What you are asked to do> Your task is to reproduce the material exactly.
+ + +
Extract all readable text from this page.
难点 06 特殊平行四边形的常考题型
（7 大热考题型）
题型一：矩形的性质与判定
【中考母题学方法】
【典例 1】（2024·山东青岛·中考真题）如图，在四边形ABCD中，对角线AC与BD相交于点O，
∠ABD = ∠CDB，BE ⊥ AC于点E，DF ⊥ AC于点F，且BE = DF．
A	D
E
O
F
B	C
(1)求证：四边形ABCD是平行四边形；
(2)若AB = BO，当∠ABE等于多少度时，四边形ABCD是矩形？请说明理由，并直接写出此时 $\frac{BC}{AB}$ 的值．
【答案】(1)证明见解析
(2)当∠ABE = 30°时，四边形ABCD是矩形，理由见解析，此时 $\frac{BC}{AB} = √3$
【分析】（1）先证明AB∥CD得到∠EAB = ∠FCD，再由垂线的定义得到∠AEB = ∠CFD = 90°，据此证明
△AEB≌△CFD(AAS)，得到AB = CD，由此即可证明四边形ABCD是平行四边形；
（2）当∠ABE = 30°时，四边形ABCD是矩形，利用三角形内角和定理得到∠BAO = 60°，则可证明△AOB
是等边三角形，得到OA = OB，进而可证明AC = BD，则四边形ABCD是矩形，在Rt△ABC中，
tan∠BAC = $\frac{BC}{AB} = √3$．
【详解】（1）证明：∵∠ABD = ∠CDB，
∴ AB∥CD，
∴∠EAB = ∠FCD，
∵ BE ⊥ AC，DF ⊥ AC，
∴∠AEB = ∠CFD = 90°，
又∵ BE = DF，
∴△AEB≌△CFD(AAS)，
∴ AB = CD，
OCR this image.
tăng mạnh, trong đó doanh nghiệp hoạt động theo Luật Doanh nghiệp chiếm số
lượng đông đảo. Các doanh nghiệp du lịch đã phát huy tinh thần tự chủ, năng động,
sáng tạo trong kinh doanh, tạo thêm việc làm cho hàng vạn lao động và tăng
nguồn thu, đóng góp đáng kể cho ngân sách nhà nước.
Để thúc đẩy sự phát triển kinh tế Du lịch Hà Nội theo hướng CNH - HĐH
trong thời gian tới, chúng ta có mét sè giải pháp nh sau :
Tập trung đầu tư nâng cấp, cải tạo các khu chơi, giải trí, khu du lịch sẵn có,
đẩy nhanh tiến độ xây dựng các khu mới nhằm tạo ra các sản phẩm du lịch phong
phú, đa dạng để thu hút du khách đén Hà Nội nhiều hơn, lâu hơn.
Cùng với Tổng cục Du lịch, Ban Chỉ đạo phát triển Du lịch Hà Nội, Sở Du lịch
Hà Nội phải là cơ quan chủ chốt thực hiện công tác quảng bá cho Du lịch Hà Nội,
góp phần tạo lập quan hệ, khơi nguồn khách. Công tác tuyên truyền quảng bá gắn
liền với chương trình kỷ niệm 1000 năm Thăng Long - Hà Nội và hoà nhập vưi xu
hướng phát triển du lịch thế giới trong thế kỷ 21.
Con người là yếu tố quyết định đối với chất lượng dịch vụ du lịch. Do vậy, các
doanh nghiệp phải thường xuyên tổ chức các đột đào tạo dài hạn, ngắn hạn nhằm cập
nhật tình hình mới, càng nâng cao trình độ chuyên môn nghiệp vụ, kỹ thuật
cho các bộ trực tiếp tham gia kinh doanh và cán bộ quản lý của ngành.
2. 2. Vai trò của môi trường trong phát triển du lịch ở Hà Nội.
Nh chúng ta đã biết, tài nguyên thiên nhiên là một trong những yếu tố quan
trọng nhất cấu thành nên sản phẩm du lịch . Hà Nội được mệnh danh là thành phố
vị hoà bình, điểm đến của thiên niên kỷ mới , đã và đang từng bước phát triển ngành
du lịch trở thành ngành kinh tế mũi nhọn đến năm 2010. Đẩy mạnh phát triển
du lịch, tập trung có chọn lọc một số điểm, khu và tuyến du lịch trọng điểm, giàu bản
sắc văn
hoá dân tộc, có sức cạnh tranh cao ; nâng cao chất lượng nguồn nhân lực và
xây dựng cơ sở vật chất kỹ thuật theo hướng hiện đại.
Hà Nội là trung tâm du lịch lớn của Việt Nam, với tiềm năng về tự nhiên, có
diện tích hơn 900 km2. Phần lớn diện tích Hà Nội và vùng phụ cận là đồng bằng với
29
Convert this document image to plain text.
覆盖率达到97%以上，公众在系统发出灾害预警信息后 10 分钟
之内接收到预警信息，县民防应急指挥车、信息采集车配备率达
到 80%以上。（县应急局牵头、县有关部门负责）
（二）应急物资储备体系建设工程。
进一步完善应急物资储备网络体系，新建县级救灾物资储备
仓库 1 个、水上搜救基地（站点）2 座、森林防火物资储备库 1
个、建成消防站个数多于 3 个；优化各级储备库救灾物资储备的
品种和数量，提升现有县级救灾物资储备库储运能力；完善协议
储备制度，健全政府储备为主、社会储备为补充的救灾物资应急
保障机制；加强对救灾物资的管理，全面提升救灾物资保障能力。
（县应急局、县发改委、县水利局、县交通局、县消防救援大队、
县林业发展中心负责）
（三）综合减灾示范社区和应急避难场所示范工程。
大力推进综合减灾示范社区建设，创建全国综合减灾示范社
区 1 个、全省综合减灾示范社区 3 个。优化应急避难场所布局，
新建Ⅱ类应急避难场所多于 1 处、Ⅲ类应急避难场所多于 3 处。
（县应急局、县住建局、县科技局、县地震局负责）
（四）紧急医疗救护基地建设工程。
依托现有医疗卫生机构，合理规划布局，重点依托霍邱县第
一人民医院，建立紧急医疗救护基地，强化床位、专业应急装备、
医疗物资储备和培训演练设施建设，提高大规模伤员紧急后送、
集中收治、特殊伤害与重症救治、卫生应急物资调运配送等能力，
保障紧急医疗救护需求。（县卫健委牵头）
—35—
+ + +
Final result>
Extract all readable text from this page.
难点 06 特殊平行四边形的常考题型
（7 大热考题型）
题型一：矩形的性质与判定
【中考母题学方法】
【典例 1】（2024·山东青岛·中考真题）如图，在四边形ABCD中，对角线AC与BD相交于点O，
∠ABD = ∠CDB，BE ⊥ AC于点E，DF ⊥ AC于点F，且BE = DF．
A	D
E
O
F
B	C
(1)求证：四边形ABCD是平行四边形；
(2)若AB = BO，当∠ABE等于多少度时，四边形ABCD是矩形？请说明理由，并直接写出此时 $\frac{BC}{AB}$ 的值．
【答案】(1)证明见解析
(2)当∠ABE = 30°时，四边形ABCD是矩形，理由见解析，此时 $\frac{BC}{AB} = √3$
【分析】（1）先证明AB∥CD得到∠EAB = ∠FCD，再由垂线的定义得到∠AEB = ∠CFD = 90°，据此证明
△AEB≌△CFD(AAS)，得到AB = CD，由此即可证明四边形ABCD是平行四边形；
（2）当∠ABE = 30°时，四边形ABCD是矩形，利用三角形内角和定理得到∠BAO = 60°，则可证明△AOB
是等边三角形，得到OA = OB，进而可证明AC = BD，则四边形ABCD是矩形，在Rt△ABC中，
tan∠BAC = $\frac{BC}{AB} = √3$．
【详解】（1）证明：∵∠ABD = ∠CDB，
∴ AB∥CD，
∴∠EAB = ∠FCD，
∵ BE ⊥ AC，DF ⊥ AC，
∴∠AEB = ∠CFD = 90°，
又∵ BE = DF，
∴△AEB≌△CFD(AAS)，
∴ AB = CD，
OCR this image.
tăng mạnh, trong đó doanh nghiệp hoạt động theo Luật Doanh nghiệp chiếm số
lượng đông đảo. Các doanh nghiệp du lịch đã phát huy tinh thần tự chủ, năng động,
sáng tạo trong kinh doanh, tạo thêm việc làm cho hàng vạn lao động và tăng
nguồn thu, đóng góp đáng kể cho ngân sách nhà nước.
Để thúc đẩy sự phát triển kinh tế Du lịch Hà Nội theo hướng CNH - HĐH
trong thời gian tới, chúng ta có mét sè giải pháp nh sau :
Tập trung đầu tư nâng cấp, cải tạo các khu chơi, giải trí, khu du lịch sẵn có,
đẩy nhanh tiến độ xây dựng các khu mới nhằm tạo ra các sản phẩm du lịch phong
phú, đa dạng để thu hút du khách đén Hà Nội nhiều hơn, lâu hơn.
Cùng với Tổng cục Du lịch, Ban Chỉ đạo phát triển Du lịch Hà Nội, Sở Du lịch
Hà Nội phải là cơ quan chủ chốt thực hiện công tác quảng bá cho Du lịch Hà Nội,
góp phần tạo lập quan hệ, khơi nguồn khách. Công tác tuyên truyền quảng bá gắn
liền với chương trình kỷ niệm 1000 năm Thăng Long - Hà Nội và hoà nhập vưi xu
hướng phát triển du lịch thế giới trong thế kỷ 21.
Con người là yếu tố quyết định đối với chất lượng dịch vụ du lịch. Do vậy, các
doanh nghiệp phải thường xuyên tổ chức các đột đào tạo dài hạn, ngắn hạn nhằm cập
nhật tình hình mới, càng nâng cao trình độ chuyên môn nghiệp vụ, kỹ thuật
cho các bộ trực tiếp tham gia kinh doanh và cán bộ quản lý của ngành.
2. 2. Vai trò của môi trường trong phát triển du lịch ở Hà Nội.
Nh chúng ta đã biết, tài nguyên thiên nhiên là một trong những yếu tố quan
trọng nhất cấu thành nên sản phẩm du lịch . Hà Nội được mệnh danh là thành phố
vị hoà bình, điểm đến của thiên niên kỷ mới , đã và đang từng bước phát triển ngành
du lịch trở thành ngành kinh tế mũi nhọn đến năm 2010. Đẩy mạnh phát triển
du lịch, tập trung có chọn lọc một số điểm, khu và tuyến du lịch trọng điểm, giàu bản
sắc văn
hoá dân tộc, có sức cạnh tranh cao ; nâng cao chất lượng nguồn nhân lực và
xây dựng cơ sở vật chất kỹ thuật theo hướng hiện đại.
Hà Nội là trung tâm du lịch lớn của Việt Nam, với tiềm năng về tự nhiên, có
diện tích hơn 900 km2. Phần lớn diện tích Hà Nội và vùng phụ cận là đồng bằng với
29
Convert this document image to plain text.
覆盖率达到97%以上，公众在系统发出灾害预警信息后 10 分钟
之内接收到预警信息，县民防应急指挥车、信息采集车配备率达
到 80%以上。（县应急局牵头、县有关部门负责）
（二）应急物资储备体系建设工程。
进一步完善应急物资储备网络体系，新建县级救灾物资储备
仓库 1 个、水上搜救基地（站点）2 座、森林防火物资储备库 1
个、建成消防站个数多于 3 个；优化各级储备库救灾物资储备的
品种和数量，提升现有县级救灾物资储备库储运能力；完善协议
储备制度，健全政府储备为主、社会储备为补充的救灾物资应急
保障机制；加强对救灾物资的管理，全面提升救灾物资保障能力。
（县应急局、县发改委、县水利局、县交通局、县消防救援大队、
县林业发展中心负责）
（三）综合减灾示范社区和应急避难场所示范工程。
大力推进综合减灾示范社区建设，创建全国综合减灾示范社
区 1 个、全省综合减灾示范社区 3 个。优化应急避难场所布局，
新建Ⅱ类应急避难场所多于 1 处、Ⅲ类应急避难场所多于 3 处。
（县应急局、县住建局、县科技局、县地震局负责）
（四）紧急医疗救护基地建设工程。
依托现有医疗卫生机构，合理规划布局，重点依托霍邱县第
一人民医院，建立紧急医疗救护基地，强化床位、专业应急装备、
医疗物资储备和培训演练设施建设，提高大规模伤员紧急后送、
集中收治、特殊伤害与重症救治、卫生应急物资调运配送等能力，
保障紧急医疗救护需求。（县卫健委牵头）
—35—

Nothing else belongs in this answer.